_YOUR INSTRUCTIONS:_
Identify each line below that contains the word "complete", and copy it out.

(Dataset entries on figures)
* * *
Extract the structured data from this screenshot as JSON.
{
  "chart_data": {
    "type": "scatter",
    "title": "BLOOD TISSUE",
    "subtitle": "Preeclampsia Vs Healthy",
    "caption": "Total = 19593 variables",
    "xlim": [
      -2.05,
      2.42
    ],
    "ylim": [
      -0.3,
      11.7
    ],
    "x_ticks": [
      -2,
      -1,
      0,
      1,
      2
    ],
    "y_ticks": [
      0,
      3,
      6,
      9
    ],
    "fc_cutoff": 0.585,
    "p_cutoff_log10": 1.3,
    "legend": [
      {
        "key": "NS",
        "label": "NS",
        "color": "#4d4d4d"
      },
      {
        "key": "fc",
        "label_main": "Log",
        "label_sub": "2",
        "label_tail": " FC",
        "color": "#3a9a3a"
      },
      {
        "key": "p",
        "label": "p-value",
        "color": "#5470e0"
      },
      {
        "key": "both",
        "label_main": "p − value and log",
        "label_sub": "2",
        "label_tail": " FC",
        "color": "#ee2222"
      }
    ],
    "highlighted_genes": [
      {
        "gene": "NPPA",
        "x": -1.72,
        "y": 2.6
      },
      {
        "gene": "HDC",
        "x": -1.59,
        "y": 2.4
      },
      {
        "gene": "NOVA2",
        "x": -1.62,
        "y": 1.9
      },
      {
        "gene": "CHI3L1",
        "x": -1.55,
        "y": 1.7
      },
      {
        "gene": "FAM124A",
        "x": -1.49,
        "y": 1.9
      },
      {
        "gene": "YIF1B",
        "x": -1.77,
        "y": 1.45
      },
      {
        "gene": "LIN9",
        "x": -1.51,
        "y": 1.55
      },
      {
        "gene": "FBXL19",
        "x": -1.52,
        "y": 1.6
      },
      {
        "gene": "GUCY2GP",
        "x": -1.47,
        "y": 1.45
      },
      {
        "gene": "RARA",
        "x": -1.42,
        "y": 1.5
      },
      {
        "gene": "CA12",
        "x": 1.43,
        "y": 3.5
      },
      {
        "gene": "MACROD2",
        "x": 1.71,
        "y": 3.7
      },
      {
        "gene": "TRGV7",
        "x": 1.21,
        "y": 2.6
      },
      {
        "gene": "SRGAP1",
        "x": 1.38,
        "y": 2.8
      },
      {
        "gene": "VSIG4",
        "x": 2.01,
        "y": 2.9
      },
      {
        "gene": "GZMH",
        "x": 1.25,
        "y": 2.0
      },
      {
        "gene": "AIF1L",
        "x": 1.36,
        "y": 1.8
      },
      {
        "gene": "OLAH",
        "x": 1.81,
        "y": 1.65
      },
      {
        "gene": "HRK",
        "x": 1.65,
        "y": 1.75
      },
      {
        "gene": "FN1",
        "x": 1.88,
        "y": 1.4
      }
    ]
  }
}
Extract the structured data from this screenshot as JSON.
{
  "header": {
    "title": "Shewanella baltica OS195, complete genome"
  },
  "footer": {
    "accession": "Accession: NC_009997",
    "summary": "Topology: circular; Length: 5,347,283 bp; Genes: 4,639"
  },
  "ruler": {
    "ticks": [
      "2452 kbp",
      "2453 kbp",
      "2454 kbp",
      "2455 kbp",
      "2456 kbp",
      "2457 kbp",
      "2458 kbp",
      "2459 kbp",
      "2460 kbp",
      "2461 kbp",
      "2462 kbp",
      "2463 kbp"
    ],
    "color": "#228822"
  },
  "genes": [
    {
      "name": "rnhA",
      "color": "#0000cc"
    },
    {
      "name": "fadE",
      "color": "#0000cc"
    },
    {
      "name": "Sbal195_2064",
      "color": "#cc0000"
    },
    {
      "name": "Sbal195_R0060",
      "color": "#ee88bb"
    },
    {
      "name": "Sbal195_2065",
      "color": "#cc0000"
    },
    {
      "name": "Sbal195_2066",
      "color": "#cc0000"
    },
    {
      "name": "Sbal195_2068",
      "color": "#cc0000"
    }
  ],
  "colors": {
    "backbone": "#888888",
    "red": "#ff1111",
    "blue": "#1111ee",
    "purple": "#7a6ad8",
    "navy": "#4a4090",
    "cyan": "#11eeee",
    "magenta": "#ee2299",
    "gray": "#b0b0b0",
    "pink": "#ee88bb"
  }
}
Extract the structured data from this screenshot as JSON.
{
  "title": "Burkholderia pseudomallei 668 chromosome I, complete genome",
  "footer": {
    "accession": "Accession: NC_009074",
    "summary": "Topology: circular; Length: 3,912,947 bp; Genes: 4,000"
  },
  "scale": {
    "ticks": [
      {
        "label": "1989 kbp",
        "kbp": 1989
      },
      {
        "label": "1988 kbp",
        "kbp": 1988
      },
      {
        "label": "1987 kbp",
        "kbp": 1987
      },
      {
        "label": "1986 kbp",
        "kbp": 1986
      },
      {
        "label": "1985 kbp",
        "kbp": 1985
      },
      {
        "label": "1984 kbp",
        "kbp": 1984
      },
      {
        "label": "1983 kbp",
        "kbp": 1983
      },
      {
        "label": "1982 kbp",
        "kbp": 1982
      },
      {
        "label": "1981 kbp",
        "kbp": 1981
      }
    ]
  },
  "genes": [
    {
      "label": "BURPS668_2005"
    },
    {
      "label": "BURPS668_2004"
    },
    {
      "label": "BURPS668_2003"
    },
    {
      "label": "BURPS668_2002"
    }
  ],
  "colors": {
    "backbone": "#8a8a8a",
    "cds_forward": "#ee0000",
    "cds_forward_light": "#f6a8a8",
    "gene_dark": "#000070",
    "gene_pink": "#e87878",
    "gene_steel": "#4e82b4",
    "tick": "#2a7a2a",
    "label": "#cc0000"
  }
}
* * *
_ANSWER SECTION:_
    "title": "Shewanella baltica OS195, complete genome"
  "title": "Burkholderia pseudomallei 668 chromosome I, complete genome",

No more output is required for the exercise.